## WRITTEN REQUEST:
Give the entries again, word for word.

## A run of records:
____

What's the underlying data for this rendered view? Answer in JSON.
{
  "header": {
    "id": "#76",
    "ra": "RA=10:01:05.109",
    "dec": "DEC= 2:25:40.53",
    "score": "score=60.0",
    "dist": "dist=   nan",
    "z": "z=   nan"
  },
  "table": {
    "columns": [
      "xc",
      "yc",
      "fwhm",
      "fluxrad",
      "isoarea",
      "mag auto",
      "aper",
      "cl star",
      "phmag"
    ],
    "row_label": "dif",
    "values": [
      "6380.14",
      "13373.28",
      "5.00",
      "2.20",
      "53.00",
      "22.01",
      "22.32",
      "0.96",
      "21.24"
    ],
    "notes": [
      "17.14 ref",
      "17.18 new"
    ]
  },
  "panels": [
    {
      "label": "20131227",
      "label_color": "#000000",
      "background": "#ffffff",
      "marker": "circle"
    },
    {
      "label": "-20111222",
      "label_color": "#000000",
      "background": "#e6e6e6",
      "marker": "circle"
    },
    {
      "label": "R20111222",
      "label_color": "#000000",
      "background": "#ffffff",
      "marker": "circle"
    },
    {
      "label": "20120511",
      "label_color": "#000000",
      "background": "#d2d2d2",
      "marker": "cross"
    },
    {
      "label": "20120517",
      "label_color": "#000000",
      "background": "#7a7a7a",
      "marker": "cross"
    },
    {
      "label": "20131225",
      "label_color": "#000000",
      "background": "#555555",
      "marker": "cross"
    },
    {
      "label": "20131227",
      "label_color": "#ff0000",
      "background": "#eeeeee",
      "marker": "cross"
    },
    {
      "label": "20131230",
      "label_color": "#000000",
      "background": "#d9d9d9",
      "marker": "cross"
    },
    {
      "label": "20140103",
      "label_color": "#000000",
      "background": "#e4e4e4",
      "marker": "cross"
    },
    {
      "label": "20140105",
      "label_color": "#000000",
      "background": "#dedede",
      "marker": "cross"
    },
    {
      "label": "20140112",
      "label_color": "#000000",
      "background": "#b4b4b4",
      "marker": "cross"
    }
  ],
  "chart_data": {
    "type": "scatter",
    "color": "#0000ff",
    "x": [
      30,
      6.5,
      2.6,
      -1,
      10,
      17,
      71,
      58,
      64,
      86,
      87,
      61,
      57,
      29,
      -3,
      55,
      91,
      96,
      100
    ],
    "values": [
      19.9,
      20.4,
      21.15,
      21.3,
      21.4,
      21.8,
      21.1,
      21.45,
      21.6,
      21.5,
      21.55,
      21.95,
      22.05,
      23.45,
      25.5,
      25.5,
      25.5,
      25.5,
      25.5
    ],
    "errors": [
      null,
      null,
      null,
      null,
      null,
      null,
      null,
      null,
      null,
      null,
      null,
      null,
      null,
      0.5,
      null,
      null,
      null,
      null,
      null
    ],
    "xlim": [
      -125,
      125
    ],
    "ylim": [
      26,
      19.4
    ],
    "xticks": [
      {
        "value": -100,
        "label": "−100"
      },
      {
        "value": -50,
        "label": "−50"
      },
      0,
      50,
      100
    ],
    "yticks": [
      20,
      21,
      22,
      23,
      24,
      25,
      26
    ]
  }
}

____

## RESULT FOR THIS EXERCISE:
What's the underlying data for this rendered view? Answer in JSON.
{
  "header": {
    "id": "#76",
    "ra": "RA=10:01:05.109",
    "dec": "DEC= 2:25:40.53",
    "score": "score=60.0",
    "dist": "dist=   nan",
    "z": "z=   nan"
  },
  "table": {
    "columns": [
      "xc",
      "yc",
      "fwhm",
      "fluxrad",
      "isoarea",
      "mag auto",
      "aper",
      "cl star",
      "phmag"
    ],
    "row_label": "dif",
    "values": [
      "6380.14",
      "13373.28",
      "5.00",
      "2.20",
      "53.00",
      "22.01",
      "22.32",
      "0.96",
      "21.24"
    ],
    "notes": [
      "17.14 ref",
      "17.18 new"
    ]
  },
  "panels": [
    {
      "label": "20131227",
      "label_color": "#000000",
      "background": "#ffffff",
      "marker": "circle"
    },
    {
      "label": "-20111222",
      "label_color": "#000000",
      "background": "#e6e6e6",
      "marker": "circle"
    },
    {
      "label": "R20111222",
      "label_color": "#000000",
      "background": "#ffffff",
      "marker": "circle"
    },
    {
      "label": "20120511",
      "label_color": "#000000",
      "background": "#d2d2d2",
      "marker": "cross"
    },
    {
      "label": "20120517",
      "label_color": "#000000",
      "background": "#7a7a7a",
      "marker": "cross"
    },
    {
      "label": "20131225",
      "label_color": "#000000",
      "background": "#555555",
      "marker": "cross"
    },
    {
      "label": "20131227",
      "label_color": "#ff0000",
      "background": "#eeeeee",
      "marker": "cross"
    },
    {
      "label": "20131230",
      "label_color": "#000000",
      "background": "#d9d9d9",
      "marker": "cross"
    },
    {
      "label": "20140103",
      "label_color": "#000000",
      "background": "#e4e4e4",
      "marker": "cross"
    },
    {
      "label": "20140105",
      "label_color": "#000000",
      "background": "#dedede",
      "marker": "cross"
    },
    {
      "label": "20140112",
      "label_color": "#000000",
      "background": "#b4b4b4",
      "marker": "cross"
    }
  ],
  "chart_data": {
    "type": "scatter",
    "color": "#0000ff",
    "x": [
      30,
      6.5,
      2.6,
      -1,
      10,
      17,
      71,
      58,
      64,
      86,
      87,
      61,
      57,
      29,
      -3,
      55,
      91,
      96,
      100
    ],
    "values": [
      19.9,
      20.4,
      21.15,
      21.3,
      21.4,
      21.8,
      21.1,
      21.45,
      21.6,
      21.5,
      21.55,
      21.95,
      22.05,
      23.45,
      25.5,
      25.5,
      25.5,
      25.5,
      25.5
    ],
    "errors": [
      null,
      null,
      null,
      null,
      null,
      null,
      null,
      null,
      null,
      null,
      null,
      null,
      null,
      0.5,
      null,
      null,
      null,
      null,
      null
    ],
    "xlim": [
      -125,
      125
    ],
    "ylim": [
      26,
      19.4
    ],
    "xticks": [
      {
        "value": -100,
        "label": "−100"
      },
      {
        "value": -50,
        "label": "−50"
      },
      0,
      50,
      100
    ],
    "yticks": [
      20,
      21,
      22,
      23,
      24,
      25,
      26
    ]
  }
}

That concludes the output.